(Task) Rewrite the passage on the Al-Khoziny collapse, starting with "President Prabowo Subianto" and going on through "this challenging time.", and replace "condolences" with "sympathies".

President Prabowo Subianto expressed deep sorrow over the tragedy. President Prabowo conveyed his condolences through the Head of the National Disaster Management Agency, Lieutenant General Suharyanto. He expressed profound sympathy for the victims and their families, urging them to remain patient and hopeful during this challenging time.

Tri Rismaharini, former Minister of Social Affairs and former Mayor of Surabaya, visited the disaster site and met with the families of the santri to express her empathy and concern. She offered words of comfort, reminding them to stay strong and patient, and urged that the search and rescue process be handled with utmost care given the unstable conditions of the rubble. Tri Rismaharini suggested using a T-shaped structural support device and digging a trench around the collapsed structure to control runoff or water accumulation, which could affect safety or hamper access for rescue teams.

Subandi, Regent of Sidoarjo, began by expressing profound sorrow over the tragedy, stating that his administration would ensure the evacuation and search efforts would continue until completed. He visited hospitals caring for injured students and joined officials at the site, committing that no effort would be spared in locating victims still trapped under the rubble.

=== Response ===
In the days following the collapse, families of the students pressed for legal accountability. On 6 October 2025, several families formally demanded that law enforcement agencies investigate the Al-Khoziny management and its contractors for possible negligence or manslaughter charges. Many parents and guardians reportedly prefer to accept the tragedy as fate, due in part to cultural respect for the kyai.

At the national level, the House of Representatives also voiced that the government must intervene more assertively. Maman Imanulhaq, a member of the VIII Commission, called for the central and local governments to share responsibility, including ensuring that pesantren development is tracked, regulated, and safe. He urged more active government participation in supervising construction projects at pesantren.

Local government in Sidoarjo, under Regent Subandi, acknowledged that the collapsed structure reportedly lacked valid building approval according to preliminary statements. He announced that all 129 pesantren in Sidoarjo would undergo safety audits in cooperation with engineering experts, such as those from ITS, to ensure compliance with legal and technical standards.

The Public Works Ministry announced it would audit building permit issuance and enforcement protocols in districts with pesantren, and has considered issuing directives requiring all religious institutions to submit as-built structural assessments for state review. Reports indicate that only about 50 of Indonesia’s 42,000 pesantren have formal building permits.

(Data extract)
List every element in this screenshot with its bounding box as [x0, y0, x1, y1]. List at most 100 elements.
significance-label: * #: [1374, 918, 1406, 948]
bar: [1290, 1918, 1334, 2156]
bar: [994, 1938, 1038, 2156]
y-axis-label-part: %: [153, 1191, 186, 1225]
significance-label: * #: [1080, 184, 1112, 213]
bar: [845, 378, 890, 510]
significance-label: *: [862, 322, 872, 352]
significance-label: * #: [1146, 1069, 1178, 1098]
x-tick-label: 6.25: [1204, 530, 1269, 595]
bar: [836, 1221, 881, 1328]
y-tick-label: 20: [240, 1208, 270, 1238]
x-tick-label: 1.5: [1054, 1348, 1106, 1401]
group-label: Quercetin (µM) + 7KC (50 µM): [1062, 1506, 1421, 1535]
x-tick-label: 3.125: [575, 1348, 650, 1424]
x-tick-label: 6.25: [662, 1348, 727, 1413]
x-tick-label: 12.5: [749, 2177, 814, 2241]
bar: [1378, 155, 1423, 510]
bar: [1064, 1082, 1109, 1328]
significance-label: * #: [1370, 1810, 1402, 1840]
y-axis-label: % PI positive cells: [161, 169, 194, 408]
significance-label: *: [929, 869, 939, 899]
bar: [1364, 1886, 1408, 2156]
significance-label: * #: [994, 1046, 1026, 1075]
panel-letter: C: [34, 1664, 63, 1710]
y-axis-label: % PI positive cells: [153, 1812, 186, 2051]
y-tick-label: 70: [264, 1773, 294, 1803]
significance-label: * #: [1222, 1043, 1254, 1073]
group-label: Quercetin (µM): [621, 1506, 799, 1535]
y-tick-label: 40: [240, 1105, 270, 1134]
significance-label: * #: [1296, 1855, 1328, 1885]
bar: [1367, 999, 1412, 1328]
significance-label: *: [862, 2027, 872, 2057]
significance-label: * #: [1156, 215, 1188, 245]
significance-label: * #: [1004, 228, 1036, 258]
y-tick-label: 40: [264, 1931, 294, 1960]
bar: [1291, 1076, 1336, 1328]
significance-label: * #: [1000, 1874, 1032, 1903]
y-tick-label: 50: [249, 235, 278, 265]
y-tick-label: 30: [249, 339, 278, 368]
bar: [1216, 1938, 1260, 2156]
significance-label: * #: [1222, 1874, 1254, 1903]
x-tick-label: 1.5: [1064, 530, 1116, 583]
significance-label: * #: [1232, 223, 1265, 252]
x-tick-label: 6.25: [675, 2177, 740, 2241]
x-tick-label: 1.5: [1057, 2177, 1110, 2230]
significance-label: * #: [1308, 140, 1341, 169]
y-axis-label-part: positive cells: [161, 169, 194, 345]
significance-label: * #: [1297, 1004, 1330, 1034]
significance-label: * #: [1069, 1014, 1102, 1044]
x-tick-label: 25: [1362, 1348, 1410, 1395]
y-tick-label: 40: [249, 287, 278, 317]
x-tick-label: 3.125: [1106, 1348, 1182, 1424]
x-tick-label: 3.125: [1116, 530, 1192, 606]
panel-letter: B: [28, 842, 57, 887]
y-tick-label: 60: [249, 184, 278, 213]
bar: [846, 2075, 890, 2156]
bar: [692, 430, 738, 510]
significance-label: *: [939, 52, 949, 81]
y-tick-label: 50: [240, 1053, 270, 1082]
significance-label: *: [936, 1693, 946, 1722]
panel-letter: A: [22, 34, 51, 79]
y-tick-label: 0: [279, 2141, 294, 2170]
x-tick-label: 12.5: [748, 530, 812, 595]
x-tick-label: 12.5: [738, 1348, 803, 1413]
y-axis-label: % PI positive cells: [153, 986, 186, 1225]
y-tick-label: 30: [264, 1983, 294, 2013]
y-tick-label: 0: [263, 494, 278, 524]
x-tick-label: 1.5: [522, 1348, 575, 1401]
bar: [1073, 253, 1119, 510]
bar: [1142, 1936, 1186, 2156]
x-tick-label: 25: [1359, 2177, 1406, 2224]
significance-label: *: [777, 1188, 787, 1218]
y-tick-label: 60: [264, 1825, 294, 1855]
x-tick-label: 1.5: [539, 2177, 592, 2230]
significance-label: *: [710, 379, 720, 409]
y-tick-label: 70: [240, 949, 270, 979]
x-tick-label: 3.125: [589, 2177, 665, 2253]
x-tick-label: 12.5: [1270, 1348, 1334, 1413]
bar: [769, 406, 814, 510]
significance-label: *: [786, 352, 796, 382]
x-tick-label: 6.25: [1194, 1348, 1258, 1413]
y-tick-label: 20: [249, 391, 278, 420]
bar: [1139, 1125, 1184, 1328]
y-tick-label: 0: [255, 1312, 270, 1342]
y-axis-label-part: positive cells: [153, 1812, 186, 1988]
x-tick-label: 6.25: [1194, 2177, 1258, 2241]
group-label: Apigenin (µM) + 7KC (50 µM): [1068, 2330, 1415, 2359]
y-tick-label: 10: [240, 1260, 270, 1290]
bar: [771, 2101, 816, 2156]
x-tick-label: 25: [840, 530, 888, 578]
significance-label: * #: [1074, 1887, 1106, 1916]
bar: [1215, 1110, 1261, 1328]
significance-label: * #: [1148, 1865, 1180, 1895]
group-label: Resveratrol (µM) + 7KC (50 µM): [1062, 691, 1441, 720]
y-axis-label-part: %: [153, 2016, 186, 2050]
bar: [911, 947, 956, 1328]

(Your solution)
President Prabowo Subianto expressed deep sorrow over the tragedy. President Prabowo conveyed his sympathies through the Head of the National Disaster Management Agency, Lieutenant General Suharyanto. He expressed profound sympathy for the victims and their families, urging them to remain patient and hopeful during this challenging time.